● Problem statement:
Look below for the line with "What's the underlying". Extract that line and each one after it through the last, word for word.

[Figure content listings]
************

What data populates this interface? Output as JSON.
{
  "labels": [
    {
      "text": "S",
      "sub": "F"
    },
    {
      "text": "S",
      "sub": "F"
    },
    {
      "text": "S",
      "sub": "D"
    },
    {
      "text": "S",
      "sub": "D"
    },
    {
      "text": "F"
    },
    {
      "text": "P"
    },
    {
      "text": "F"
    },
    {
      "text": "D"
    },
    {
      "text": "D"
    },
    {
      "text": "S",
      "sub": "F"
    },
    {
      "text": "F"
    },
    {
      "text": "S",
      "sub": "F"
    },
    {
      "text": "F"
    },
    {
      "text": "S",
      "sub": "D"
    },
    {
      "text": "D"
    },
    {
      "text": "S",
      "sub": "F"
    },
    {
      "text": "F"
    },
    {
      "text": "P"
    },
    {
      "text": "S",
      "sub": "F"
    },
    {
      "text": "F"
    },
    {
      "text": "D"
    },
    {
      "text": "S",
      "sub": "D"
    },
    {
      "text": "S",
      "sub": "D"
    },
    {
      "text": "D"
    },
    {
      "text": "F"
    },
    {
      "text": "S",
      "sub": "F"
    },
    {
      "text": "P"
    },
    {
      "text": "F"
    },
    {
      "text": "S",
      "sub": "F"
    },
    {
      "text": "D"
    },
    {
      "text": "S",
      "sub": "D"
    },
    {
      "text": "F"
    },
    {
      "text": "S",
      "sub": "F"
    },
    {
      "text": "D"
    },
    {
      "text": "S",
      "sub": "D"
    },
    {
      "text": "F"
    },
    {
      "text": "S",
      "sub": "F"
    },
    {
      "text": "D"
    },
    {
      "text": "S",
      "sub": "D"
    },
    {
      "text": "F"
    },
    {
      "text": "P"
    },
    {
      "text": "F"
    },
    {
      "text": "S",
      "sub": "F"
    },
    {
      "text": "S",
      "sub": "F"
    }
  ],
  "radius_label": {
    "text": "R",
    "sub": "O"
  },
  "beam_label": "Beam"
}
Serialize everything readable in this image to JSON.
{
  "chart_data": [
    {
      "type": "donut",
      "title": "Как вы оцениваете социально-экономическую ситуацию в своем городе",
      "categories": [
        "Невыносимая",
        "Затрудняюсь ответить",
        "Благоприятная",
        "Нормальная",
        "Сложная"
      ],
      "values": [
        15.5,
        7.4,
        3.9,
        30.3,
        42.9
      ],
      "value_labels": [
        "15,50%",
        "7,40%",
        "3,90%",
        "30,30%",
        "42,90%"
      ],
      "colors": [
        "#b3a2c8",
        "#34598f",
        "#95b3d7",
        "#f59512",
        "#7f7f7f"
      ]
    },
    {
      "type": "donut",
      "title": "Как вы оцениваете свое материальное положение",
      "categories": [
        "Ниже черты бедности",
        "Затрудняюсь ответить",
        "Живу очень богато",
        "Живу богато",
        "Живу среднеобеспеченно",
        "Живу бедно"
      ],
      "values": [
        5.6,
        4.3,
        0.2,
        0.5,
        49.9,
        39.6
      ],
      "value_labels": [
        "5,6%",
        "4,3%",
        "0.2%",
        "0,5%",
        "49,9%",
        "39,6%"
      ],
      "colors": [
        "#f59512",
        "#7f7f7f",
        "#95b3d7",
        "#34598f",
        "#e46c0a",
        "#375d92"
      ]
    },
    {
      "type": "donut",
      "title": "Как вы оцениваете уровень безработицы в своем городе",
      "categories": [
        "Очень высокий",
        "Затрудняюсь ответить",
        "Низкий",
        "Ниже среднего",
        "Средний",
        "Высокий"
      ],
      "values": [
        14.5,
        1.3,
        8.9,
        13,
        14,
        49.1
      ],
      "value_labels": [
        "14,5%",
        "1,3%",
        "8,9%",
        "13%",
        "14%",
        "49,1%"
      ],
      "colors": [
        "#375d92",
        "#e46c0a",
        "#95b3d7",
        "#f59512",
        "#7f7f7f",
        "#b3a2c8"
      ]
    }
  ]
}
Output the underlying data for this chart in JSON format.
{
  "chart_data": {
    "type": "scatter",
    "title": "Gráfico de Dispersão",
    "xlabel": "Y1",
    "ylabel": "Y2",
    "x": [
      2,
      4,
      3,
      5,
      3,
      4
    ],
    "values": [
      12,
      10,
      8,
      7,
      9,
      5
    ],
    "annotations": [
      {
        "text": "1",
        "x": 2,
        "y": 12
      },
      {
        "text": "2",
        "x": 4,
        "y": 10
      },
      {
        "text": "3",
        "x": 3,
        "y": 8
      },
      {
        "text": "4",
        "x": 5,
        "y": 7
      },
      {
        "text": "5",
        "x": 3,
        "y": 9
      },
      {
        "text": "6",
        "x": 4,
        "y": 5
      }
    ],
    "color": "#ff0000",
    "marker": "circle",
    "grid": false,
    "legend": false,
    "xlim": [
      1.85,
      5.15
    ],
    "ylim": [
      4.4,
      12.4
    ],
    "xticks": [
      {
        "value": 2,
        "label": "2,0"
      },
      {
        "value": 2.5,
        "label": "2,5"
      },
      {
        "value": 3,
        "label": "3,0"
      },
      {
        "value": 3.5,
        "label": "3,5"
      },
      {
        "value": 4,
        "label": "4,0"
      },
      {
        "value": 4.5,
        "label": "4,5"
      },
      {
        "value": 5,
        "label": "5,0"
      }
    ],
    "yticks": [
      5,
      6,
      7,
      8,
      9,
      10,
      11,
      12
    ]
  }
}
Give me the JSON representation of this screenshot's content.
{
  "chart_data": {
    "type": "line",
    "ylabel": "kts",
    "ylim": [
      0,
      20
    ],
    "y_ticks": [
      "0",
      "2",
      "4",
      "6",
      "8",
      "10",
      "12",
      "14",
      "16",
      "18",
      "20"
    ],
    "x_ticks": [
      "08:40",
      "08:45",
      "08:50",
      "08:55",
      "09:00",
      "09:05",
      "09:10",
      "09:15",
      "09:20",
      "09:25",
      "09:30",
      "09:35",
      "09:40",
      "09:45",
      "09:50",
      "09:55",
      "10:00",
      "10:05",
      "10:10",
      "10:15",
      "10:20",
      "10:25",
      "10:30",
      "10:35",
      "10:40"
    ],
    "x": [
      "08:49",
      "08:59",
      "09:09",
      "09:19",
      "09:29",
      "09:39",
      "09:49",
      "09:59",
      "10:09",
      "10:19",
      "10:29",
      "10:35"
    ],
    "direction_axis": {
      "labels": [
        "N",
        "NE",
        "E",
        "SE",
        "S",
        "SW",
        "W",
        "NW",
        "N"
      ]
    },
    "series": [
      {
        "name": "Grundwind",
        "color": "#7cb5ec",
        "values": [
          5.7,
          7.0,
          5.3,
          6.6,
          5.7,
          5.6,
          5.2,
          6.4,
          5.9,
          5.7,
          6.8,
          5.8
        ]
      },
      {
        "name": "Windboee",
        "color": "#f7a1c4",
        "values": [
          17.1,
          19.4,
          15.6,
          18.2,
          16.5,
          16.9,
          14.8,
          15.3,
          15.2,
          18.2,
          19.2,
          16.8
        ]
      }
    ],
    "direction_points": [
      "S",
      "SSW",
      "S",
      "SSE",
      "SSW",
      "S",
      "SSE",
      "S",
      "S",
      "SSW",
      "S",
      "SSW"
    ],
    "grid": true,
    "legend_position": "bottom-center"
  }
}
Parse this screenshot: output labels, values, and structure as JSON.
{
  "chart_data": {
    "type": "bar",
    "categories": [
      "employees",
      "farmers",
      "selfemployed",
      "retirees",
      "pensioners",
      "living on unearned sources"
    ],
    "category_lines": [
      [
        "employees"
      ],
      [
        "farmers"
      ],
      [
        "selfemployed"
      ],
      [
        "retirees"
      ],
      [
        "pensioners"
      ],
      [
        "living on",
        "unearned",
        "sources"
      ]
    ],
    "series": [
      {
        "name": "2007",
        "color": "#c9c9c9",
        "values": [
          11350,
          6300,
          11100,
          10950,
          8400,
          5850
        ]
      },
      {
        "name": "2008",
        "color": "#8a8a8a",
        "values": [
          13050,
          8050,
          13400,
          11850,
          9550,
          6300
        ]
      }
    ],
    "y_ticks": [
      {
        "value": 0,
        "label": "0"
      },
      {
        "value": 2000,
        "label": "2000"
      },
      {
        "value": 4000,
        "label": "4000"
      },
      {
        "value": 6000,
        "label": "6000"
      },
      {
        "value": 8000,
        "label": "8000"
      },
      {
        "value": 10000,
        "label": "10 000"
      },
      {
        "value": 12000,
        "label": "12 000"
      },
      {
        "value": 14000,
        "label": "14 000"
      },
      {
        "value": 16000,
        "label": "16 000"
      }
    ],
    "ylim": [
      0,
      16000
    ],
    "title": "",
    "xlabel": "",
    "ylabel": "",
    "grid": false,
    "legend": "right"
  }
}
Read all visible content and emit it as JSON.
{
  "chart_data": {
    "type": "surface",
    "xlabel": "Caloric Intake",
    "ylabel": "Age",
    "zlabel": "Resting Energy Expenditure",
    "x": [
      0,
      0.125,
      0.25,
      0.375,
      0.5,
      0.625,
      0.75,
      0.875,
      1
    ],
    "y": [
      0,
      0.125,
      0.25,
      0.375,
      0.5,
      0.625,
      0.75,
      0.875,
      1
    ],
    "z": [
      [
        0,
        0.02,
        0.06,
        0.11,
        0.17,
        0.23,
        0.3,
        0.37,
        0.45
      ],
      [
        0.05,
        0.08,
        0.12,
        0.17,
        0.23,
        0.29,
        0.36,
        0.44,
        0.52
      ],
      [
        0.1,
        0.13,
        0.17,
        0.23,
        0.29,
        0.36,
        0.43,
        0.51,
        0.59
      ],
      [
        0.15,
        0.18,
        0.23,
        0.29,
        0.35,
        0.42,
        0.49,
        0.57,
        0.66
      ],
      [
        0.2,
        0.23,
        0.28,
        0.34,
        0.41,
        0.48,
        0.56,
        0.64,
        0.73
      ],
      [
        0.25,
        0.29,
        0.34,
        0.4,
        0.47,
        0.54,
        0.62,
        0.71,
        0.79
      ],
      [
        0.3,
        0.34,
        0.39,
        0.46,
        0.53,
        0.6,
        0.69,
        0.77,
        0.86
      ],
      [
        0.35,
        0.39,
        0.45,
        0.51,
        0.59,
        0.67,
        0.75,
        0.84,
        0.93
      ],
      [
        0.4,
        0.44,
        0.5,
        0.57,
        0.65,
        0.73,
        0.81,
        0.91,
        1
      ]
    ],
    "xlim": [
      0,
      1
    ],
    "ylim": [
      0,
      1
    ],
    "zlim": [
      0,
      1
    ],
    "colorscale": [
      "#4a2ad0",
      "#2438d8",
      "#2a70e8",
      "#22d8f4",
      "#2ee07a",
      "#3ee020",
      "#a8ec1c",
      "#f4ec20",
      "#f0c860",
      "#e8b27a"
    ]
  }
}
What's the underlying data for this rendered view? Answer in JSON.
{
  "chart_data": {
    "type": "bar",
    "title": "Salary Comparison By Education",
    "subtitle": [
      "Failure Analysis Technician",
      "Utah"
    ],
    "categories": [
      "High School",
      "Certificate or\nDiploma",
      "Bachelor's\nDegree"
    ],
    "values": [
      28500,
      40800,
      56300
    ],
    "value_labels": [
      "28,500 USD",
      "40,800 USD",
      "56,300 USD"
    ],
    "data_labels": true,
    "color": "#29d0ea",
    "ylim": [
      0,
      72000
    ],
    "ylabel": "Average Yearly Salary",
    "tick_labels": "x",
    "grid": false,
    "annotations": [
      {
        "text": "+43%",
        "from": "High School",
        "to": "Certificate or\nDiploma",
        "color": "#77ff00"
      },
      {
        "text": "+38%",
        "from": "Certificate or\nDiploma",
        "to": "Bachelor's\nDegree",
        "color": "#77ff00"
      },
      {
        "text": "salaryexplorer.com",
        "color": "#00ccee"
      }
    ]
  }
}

************

● Result:
What's the underlying data for this rendered view? Answer in JSON.
{
  "chart_data": {
    "type": "bar",
    "title": "Salary Comparison By Education",
    "subtitle": [
      "Failure Analysis Technician",
      "Utah"
    ],
    "categories": [
      "High School",
      "Certificate or\nDiploma",
      "Bachelor's\nDegree"
    ],
    "values": [
      28500,
      40800,
      56300
    ],
    "value_labels": [
      "28,500 USD",
      "40,800 USD",
      "56,300 USD"
    ],
    "data_labels": true,
    "color": "#29d0ea",
    "ylim": [
      0,
      72000
    ],
    "ylabel": "Average Yearly Salary",
    "tick_labels": "x",
    "grid": false,
    "annotations": [
      {
        "text": "+43%",
        "from": "High School",
        "to": "Certificate or\nDiploma",
        "color": "#77ff00"
      },
      {
        "text": "+38%",
        "from": "Certificate or\nDiploma",
        "to": "Bachelor's\nDegree",
        "color": "#77ff00"
      },
      {
        "text": "salaryexplorer.com",
        "color": "#00ccee"
      }
    ]
  }
}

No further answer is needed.